### INSTRUCTIONS FOR THE TASK
Lines containing the word "disponible" are the ones to copy from the records below.

### Collected data
--------------------------------

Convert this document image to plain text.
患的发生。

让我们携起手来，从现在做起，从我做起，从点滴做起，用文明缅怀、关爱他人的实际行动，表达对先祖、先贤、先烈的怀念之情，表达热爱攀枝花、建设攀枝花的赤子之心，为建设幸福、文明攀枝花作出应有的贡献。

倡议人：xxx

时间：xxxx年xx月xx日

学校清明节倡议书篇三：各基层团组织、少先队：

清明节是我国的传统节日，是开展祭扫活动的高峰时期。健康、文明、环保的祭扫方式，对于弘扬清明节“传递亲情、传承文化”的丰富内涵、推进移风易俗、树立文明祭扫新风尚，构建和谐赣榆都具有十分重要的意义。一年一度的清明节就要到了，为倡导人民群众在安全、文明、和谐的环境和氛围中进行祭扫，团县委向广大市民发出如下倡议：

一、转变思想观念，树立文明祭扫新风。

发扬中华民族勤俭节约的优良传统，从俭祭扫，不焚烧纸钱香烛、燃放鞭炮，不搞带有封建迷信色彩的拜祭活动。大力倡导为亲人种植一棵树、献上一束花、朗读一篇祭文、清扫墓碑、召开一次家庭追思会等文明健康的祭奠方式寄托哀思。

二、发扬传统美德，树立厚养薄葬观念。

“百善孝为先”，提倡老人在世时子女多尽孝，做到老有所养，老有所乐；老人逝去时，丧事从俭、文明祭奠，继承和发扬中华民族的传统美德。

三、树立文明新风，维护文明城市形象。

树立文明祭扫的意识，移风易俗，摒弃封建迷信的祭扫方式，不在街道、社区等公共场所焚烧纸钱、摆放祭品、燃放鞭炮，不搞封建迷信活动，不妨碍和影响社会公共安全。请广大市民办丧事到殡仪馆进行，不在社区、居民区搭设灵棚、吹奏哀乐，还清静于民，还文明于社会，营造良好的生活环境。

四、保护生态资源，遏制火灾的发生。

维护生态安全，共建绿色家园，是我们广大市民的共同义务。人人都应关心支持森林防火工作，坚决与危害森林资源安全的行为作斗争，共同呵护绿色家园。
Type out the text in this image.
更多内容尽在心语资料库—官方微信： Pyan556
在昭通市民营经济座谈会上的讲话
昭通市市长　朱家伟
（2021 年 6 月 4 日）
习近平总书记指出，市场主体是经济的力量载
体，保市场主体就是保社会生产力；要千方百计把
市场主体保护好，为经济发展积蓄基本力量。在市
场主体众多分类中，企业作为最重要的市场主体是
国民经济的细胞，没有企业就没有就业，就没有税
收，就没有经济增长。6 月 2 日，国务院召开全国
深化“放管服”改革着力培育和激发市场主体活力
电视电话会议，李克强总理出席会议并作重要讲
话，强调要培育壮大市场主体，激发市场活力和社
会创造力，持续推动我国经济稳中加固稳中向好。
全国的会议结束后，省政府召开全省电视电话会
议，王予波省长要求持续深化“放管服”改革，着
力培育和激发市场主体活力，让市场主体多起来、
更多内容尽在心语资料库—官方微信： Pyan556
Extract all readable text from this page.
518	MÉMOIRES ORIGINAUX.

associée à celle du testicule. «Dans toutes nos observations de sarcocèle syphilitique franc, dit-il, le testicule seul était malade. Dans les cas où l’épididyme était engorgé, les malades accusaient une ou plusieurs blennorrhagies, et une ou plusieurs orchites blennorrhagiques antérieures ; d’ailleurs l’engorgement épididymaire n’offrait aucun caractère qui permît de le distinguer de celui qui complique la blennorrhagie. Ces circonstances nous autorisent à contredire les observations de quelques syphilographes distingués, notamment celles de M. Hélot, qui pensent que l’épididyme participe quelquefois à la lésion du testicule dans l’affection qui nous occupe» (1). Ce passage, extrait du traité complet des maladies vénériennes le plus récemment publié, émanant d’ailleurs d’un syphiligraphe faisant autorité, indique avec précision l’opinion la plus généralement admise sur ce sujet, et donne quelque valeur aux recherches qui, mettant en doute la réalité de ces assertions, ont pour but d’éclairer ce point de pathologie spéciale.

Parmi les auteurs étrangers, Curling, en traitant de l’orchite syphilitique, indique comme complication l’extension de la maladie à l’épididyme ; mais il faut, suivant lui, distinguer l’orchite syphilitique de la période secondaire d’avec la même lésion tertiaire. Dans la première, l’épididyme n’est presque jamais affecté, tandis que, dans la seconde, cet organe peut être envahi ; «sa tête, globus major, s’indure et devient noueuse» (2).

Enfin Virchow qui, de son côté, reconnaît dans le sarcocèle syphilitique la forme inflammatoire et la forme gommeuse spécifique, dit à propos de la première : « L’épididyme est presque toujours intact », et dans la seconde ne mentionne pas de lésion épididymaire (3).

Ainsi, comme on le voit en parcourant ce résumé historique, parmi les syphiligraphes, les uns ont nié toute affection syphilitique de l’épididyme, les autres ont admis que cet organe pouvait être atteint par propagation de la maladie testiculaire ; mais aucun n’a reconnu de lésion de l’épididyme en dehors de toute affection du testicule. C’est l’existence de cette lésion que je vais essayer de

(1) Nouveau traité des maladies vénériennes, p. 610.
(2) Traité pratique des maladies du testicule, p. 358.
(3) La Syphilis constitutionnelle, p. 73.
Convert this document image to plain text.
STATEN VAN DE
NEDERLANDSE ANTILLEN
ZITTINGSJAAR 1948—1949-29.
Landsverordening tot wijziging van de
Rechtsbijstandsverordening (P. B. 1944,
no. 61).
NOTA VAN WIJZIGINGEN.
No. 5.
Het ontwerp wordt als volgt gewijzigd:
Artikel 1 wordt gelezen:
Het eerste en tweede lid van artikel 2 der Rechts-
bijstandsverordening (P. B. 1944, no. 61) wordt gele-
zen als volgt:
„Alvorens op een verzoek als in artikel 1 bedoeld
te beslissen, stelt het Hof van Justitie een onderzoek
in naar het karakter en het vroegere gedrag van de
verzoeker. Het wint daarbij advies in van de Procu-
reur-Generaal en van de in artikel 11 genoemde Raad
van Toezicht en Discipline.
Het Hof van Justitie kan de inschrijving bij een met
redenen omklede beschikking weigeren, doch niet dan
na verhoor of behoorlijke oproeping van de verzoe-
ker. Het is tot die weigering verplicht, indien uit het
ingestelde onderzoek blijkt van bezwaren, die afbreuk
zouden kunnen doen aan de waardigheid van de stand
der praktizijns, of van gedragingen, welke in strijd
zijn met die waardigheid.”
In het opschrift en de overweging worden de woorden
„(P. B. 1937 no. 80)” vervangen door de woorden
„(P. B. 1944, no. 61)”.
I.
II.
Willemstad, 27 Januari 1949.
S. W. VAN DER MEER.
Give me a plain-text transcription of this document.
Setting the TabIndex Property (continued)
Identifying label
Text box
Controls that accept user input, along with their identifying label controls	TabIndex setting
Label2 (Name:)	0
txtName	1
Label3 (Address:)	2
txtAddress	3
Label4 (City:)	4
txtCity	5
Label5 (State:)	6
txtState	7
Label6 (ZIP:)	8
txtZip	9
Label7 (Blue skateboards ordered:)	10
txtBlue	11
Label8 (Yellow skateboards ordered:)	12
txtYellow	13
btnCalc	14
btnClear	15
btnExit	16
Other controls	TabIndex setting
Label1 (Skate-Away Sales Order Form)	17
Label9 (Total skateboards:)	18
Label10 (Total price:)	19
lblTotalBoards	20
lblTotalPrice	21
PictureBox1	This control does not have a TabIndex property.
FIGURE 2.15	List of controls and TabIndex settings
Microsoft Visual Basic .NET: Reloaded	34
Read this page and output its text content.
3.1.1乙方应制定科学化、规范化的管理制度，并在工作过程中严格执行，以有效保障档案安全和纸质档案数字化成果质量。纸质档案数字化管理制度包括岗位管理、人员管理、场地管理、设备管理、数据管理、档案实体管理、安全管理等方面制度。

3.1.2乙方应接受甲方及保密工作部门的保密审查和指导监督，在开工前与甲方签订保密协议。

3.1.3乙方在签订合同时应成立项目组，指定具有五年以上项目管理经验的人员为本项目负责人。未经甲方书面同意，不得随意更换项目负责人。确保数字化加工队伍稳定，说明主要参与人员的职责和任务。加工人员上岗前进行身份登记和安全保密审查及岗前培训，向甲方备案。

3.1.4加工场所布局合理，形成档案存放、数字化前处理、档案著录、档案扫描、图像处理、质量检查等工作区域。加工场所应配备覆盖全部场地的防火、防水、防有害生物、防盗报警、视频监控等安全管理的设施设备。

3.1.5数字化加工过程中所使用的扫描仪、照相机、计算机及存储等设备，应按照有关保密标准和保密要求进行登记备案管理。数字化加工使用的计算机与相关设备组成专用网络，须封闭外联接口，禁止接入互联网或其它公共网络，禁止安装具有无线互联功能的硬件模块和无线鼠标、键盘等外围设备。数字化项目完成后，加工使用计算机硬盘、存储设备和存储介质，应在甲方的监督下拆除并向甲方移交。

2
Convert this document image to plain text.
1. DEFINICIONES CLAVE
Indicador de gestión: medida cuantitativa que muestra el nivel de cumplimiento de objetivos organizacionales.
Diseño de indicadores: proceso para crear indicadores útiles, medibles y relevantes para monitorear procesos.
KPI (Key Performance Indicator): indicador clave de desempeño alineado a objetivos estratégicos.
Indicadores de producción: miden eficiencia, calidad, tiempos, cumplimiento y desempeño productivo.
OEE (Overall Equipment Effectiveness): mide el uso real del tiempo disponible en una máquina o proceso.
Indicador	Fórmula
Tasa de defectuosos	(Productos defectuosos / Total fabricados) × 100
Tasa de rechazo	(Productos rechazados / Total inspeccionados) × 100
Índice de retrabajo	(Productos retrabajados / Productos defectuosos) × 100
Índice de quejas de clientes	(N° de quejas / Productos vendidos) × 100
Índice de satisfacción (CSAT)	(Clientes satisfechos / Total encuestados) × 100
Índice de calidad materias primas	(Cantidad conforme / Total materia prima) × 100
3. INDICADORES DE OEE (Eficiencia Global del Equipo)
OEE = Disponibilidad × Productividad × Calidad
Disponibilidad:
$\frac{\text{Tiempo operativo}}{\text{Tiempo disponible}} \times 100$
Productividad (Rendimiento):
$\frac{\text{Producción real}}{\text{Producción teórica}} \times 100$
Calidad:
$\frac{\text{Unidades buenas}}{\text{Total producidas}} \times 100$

--------------------------------

### RESPONSE TO THE EXERCISE
OEE (Overall Equipment Effectiveness): mide el uso real del tiempo disponible en una máquina o proceso.
$\frac{\text{Tiempo operativo}}{\text{Tiempo disponible}} \times 100$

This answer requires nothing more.